**阅读文本:**
* * * * * * * * *
GCC-3.4.6源代码学习笔记（10续3）

1.6.3.1.1.1.4. 加法和减法
回到int_const_binop，接下来的操作是加法和减法。

int_const_binop (continue)

1239 case PLUS_EXPR:
1240 overflow = add_double (int1l, int1h, int2l, int2h, &low, &hi);
1241 break;
1242
1243 case MINUS_EXPR:
1244 neg_double (int2l, int2h, &low, &hi);
1245 add_double (int1l, int1h, low, hi, &low, &hi);
1246 overflow = OVERFLOW_SUM_SIGN (hi, int2h, int1h);
1247 break;
1248
1249 case MULT_EXPR:
1250 overflow = mul_double (int1l, int1h, int2l, int2h, &low, &hi);
1251 break;
1252
1253 case TRUNC_DIV_EXPR:
1254 case FLOOR_DIV_EXPR: case CEIL_DIV_EXPR:
1255 case EXACT_DIV_EXPR:
1256 /* This is a shortcut for a common special case. */
1257 if (int2h == 0 && (HOST_WIDE_INT) int2l > 0
1258 && ! TREE_CONSTANT_OVERFLOW (arg1)
1259 && ! TREE_CONSTANT_OVERFLOW (arg2)
1260 && int1h == 0 && (HOST_WIDE_INT) int1l >= 0)
1261 {
1262 if (code == CEIL_DIV_EXPR)
1263 int1l += int2l - 1;
1264
1265 low = int1l / int2l, hi = 0;
1266 break;
1267 }
1268
1269 /* ... fall through ... */

函数add_double接受两个操作数，在它的参数列表中，l1和h1是第一个操作数的高低位部分，而l2和h2是第二个操作数的高低位部分。

261 int
262 add_double (unsigned HOST_WIDE_INT l1, HOST_WIDE_INT h1, in fold-const.c
263 unsigned HOST_WIDE_INT l2, HOST_WIDE_INT h2,
264 unsigned HOST_WIDE_INT *lv, HOST_WIDE_INT *hv)
265 {
266 unsigned HOST_WIDE_INT l;
267 HOST_WIDE_INT h;
268
269 l = l1 + l2;
270 h = h1 + h2 + (l < l1);
271
272 *lv = l;
273 *hv = h;
274 return OVERFLOW_SUM_SIGN (h1, h2, h);
275 }

如果低位部分的和变小了，这表明有进位，在上面的270行，这个进位被加入高位部分。而对于高位部分，这种情况则表明发生了溢出。溢出发生时，如果A和B有相同的符号位，但A和SUM符号位符号位相反。下面的宏根据这个原理来检测溢出。

136 #define OVERFLOW_SUM_SIGN(a, b, sum) ((~((a) ^ (b)) & ((a) ^ (sum))) < 0)

而neg_double看上去有些奇怪，这是因为使用了2进制补码的缘故。

282 int
283 neg_double (unsigned HOST_WIDE_INT l1, HOST_WIDE_INT h1, in fold-const.c
284 unsigned HOST_WIDE_INT *lv, HOST_WIDE_INT *hv)
285 {
286 if (l1 == 0)
287 {
288 *lv = 0;
289 *hv = - h1;
290 return (*hv & h1) < 0;
291 }
292 else
293 {
294 *lv = -l1;
295 *hv = ~h1;
296 return 0;
297 }
298 }
1.6.3.1.1.1.5. 乘法
要实现正确而有效的乘法，需要仔细处理溢出情况，因为乘法的结果的位数会是乘数的双倍。
* * * * * * * * *
**任务要求:**
[A] 请摘录GCC笔记中从“如果低位部分的和变小了，这表”到“284 unsigned HOST_WIDE_INT *lv, HOST_WIDE_INT *hv)”的那一段。
[B] 根据GCC笔记回答：
(i) int_const_binop处理PLUS_EXPR时调用的是哪个函数？
(ii) 宏OVERFLOW_SUM_SIGN定义在第几行？
(iii) 笔记认为neg_double看上去有些奇怪，原因是什么？
[C] 接着GCC笔记的最后一句往下续写。
后附清单不必查看。

**文档结构识别数据:**
* * * * * * * * *
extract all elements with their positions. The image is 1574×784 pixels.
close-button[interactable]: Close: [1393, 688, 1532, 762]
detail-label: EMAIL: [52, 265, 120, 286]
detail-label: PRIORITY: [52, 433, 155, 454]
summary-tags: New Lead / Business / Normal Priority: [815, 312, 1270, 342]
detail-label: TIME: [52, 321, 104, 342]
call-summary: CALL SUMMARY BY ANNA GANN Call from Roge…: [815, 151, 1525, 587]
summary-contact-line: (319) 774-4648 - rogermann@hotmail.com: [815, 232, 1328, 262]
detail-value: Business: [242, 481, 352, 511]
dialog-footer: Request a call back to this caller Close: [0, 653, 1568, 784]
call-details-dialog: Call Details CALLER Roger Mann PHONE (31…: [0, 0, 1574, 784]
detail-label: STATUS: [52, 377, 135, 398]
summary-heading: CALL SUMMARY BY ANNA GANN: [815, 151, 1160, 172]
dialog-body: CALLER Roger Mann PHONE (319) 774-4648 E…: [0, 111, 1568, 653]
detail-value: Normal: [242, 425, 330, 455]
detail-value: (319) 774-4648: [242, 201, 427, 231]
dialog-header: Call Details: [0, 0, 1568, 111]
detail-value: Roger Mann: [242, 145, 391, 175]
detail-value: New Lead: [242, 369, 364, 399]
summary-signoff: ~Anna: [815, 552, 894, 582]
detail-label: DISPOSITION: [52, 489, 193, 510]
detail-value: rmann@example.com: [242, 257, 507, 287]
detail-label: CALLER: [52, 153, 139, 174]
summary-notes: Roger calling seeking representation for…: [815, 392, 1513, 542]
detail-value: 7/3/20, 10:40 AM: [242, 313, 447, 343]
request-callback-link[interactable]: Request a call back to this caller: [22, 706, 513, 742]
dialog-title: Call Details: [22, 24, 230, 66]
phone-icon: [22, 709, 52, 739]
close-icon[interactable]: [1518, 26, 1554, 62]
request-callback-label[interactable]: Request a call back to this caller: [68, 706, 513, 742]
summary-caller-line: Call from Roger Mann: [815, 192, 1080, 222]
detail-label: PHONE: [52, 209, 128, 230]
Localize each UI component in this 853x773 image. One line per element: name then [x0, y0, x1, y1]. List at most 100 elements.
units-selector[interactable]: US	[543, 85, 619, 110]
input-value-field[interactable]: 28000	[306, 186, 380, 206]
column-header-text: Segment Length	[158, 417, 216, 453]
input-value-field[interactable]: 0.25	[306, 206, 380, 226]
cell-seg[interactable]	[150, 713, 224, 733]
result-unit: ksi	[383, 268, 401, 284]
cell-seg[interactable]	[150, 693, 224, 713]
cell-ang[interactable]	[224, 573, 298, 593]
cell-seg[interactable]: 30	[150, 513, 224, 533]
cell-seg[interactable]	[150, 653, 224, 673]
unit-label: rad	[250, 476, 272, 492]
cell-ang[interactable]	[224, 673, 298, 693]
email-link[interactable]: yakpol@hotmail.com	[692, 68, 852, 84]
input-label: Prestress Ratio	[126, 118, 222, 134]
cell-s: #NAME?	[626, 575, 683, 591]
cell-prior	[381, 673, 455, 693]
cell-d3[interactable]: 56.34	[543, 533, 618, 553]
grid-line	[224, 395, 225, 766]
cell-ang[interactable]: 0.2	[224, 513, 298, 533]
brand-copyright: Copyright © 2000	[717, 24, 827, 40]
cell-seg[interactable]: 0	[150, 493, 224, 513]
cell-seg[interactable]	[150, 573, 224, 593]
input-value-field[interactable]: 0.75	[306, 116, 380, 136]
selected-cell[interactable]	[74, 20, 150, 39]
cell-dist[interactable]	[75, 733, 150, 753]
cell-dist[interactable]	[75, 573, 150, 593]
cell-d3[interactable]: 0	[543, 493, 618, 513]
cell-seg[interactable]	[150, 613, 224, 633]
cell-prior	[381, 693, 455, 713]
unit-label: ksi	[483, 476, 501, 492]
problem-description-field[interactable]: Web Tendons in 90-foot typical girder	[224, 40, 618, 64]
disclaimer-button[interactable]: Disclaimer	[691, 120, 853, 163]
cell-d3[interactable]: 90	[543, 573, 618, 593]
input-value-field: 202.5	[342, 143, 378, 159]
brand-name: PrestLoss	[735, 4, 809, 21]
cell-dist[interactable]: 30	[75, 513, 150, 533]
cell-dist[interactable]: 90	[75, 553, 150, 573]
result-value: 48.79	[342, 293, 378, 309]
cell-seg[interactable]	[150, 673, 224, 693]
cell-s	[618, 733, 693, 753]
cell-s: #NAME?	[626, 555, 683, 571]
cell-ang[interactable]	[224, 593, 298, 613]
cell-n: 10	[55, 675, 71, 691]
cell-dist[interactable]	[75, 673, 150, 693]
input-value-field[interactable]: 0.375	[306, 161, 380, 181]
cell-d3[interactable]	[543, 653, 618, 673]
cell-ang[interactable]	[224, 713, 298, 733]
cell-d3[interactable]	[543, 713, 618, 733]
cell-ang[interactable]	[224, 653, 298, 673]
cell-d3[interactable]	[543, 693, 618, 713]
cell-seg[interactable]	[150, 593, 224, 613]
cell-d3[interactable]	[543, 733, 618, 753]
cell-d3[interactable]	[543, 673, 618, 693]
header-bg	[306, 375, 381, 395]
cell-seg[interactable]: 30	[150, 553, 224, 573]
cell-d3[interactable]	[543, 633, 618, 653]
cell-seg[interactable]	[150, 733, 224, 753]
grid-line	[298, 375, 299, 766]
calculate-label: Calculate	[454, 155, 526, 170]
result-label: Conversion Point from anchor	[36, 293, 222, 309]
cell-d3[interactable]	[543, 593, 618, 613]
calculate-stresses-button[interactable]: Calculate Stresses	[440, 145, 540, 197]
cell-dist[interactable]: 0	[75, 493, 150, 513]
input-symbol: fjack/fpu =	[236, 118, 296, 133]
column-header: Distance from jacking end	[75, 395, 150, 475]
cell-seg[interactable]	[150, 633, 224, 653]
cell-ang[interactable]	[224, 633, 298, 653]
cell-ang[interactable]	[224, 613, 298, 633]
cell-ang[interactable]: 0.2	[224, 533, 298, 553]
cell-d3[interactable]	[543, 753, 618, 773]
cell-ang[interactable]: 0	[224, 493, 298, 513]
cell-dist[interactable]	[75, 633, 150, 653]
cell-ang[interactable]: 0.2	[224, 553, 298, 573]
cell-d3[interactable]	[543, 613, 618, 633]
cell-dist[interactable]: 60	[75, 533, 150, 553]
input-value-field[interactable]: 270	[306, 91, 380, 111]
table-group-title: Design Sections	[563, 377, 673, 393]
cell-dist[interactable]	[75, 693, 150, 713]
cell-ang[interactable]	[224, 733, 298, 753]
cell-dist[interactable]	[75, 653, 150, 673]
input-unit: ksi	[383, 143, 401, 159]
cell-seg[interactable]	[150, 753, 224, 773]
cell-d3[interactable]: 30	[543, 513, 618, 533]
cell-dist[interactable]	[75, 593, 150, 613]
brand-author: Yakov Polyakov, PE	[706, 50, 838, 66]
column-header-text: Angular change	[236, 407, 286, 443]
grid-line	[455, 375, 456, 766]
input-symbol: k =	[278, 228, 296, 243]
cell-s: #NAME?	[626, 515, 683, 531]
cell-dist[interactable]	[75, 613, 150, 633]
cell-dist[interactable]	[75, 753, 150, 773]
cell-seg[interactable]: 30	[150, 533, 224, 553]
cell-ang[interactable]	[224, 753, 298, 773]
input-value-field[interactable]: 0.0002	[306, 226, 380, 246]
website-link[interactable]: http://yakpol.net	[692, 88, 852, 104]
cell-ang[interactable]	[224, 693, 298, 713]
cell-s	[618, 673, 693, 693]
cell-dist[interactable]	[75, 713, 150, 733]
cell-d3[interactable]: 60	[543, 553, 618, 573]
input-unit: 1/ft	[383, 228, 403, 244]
* * * * * * * * *
**参考答案:**
[A]
如果低位部分的和变小了，这表明有进位，在上面的270行，这个进位被加入高位部分。而对于高位部分，这种情况则表明发生了溢出。溢出发生时，如果A和B有相同的符号位，但A和SUM符号位符号位相反。下面的宏根据这个原理来检测溢出。

136 #define OVERFLOW_SUM_SIGN(a, b, sum) ((~((a) ^ (b)) & ((a) ^ (sum))) < 0)

而neg_double看上去有些奇怪，这是因为使用了2进制补码的缘故。

282 int
283 neg_double (unsigned HOST_WIDE_INT l1, HOST_WIDE_INT h1, in fold-const.c
284 unsigned HOST_WIDE_INT *lv, HOST_WIDE_INT *hv)

[B]
(i) add_double。
(ii) 第136行。
(iii) 因为使用了2进制补码。

[C]
307 int
308 mul_double (unsigned HOST_WIDE_INT l1, HOST_WIDE_INT h1, in fold-const.c
309 unsigned HOST_WIDE_INT l2, HOST_WIDE_INT h2,
310 unsigned HOST_WIDE_INT *lv, HOST_WIDE_INT *hv)
311 {
312 HOST_WIDE_INT arg1[4];
313 HOST_WIDE_INT arg2[4];
314 HOST_WIDE_INT prod[4 * 2];
315 unsigned HOST_WIDE_INT carry;
316 int i, j, k;
317 unsigned HOST_WIDE_INT toplow, neglow;
318 HOST_WIDE_INT tophigh, neghigh;
319
320 encode (arg1, l1, h1);
321 encode (arg2, l2, h2);
322
323 memset (prod, 0, sizeof prod);
324
325 for (i = 0; i < 4; i++)
326 {
327 carry = 0;
328 for (j = 0; j < 4; j++)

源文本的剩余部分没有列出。